* Exercise
Gather all lines from the material that contain "TradingView".

* Begin Stored data *

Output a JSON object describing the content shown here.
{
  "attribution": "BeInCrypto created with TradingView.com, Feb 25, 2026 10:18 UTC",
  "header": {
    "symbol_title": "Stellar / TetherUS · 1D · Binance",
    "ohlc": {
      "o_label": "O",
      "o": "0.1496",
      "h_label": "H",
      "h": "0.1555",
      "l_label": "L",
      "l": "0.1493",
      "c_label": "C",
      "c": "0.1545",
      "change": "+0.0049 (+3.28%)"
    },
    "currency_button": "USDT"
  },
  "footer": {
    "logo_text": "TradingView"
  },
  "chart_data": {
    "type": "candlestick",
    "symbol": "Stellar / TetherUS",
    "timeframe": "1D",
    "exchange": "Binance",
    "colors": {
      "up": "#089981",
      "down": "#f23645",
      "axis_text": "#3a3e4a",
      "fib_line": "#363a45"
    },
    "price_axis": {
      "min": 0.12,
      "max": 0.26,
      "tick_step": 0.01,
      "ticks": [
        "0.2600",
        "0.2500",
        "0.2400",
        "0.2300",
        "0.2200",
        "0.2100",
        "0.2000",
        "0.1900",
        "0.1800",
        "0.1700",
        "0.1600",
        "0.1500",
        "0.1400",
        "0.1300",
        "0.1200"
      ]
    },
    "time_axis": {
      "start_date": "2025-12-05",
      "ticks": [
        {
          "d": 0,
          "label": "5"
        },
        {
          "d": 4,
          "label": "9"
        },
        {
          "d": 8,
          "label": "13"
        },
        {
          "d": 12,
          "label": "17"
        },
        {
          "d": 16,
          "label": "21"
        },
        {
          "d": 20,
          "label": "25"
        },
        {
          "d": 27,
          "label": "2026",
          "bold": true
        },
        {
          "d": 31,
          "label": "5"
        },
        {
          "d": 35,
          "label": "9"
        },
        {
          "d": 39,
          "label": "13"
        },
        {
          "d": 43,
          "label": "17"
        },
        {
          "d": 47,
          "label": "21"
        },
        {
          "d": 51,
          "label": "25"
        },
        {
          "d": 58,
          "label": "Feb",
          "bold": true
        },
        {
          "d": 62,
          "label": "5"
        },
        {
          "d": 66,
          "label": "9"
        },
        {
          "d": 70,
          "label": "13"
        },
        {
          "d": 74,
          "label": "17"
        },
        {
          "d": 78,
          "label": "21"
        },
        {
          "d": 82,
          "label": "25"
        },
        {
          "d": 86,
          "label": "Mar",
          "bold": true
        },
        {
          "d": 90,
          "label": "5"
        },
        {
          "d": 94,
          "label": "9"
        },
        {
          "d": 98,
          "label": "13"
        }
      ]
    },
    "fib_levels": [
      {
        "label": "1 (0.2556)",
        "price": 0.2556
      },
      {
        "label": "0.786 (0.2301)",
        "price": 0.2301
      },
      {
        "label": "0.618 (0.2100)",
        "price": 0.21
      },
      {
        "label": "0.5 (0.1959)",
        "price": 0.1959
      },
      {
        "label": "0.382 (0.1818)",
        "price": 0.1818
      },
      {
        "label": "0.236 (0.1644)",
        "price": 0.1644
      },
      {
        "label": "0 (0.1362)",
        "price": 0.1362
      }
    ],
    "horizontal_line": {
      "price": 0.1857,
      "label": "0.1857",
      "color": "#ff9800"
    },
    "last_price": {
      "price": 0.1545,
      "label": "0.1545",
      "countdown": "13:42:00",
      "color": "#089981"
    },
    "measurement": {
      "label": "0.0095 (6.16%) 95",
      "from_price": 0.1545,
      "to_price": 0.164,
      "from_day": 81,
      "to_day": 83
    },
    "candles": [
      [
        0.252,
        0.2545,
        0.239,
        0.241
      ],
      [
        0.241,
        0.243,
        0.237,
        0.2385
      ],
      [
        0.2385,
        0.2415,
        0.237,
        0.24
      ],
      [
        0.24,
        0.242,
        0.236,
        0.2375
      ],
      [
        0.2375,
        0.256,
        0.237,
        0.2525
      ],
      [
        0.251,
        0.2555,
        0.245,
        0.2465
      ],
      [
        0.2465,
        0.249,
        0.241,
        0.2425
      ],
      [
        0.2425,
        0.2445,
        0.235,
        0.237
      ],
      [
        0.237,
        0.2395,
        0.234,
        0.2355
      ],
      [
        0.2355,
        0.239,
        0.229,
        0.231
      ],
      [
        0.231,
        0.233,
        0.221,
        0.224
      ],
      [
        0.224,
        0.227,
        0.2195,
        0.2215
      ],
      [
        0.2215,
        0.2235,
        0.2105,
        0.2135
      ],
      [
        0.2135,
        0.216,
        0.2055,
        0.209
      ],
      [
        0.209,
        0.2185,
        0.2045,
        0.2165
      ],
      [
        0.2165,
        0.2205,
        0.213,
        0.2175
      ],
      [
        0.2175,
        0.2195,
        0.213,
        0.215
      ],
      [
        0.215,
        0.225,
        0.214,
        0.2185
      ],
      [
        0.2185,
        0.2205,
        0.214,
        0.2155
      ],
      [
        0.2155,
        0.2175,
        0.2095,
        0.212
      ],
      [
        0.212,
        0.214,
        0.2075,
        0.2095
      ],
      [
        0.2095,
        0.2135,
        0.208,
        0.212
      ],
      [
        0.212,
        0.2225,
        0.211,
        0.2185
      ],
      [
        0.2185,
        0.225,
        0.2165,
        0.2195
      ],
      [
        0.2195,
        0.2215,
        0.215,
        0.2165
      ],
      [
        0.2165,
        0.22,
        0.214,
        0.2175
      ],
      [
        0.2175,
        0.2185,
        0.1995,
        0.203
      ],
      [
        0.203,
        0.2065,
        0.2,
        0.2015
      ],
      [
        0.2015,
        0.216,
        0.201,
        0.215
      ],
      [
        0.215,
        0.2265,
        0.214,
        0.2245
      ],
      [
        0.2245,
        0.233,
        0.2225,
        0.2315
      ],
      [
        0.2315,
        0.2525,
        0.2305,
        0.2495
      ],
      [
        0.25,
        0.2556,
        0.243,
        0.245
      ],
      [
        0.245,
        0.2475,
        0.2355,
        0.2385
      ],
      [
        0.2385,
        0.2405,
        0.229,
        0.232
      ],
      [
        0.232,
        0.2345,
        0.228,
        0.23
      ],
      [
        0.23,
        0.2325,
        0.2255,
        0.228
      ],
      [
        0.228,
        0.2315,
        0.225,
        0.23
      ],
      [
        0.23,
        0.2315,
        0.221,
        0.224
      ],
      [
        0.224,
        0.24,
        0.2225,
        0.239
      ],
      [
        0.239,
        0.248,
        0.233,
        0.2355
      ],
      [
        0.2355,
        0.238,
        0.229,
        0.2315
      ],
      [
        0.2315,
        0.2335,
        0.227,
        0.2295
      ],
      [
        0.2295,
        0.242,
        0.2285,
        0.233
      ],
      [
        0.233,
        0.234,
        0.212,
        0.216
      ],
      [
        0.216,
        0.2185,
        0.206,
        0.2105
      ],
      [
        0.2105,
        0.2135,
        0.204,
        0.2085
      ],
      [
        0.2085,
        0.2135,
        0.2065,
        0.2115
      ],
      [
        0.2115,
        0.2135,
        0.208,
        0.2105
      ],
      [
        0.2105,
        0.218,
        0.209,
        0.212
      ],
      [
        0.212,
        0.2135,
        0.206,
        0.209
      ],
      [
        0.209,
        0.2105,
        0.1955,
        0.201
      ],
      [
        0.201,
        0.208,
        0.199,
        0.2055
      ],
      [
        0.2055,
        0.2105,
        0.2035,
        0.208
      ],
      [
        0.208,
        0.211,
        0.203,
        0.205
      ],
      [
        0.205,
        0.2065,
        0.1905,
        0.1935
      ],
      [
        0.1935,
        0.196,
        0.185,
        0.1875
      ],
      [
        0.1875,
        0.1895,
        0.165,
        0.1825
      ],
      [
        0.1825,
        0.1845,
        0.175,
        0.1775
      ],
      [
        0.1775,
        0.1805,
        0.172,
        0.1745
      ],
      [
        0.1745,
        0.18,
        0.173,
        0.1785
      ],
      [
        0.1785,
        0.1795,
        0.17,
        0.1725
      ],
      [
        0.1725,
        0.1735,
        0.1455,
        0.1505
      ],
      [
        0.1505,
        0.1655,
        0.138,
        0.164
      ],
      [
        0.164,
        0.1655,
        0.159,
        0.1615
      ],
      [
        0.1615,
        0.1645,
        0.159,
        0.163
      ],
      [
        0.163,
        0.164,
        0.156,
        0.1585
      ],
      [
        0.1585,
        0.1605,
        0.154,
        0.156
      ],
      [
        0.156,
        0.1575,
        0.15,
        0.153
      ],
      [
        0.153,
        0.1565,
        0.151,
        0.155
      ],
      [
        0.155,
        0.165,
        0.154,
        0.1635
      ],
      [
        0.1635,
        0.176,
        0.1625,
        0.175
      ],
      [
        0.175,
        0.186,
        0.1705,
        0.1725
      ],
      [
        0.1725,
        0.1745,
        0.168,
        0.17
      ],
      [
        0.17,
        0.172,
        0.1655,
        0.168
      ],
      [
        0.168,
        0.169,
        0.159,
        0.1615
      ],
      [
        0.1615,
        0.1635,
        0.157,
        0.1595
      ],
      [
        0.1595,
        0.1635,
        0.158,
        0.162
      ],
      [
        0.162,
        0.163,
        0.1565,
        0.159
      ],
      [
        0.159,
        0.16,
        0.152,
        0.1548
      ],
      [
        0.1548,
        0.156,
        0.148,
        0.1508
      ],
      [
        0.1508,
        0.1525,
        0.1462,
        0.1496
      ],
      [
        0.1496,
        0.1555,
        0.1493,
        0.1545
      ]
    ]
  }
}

* End Stored data *

* Task result
  "attribution": "BeInCrypto created with TradingView.com, Feb 25, 2026 10:18 UTC",
    "logo_text": "TradingView"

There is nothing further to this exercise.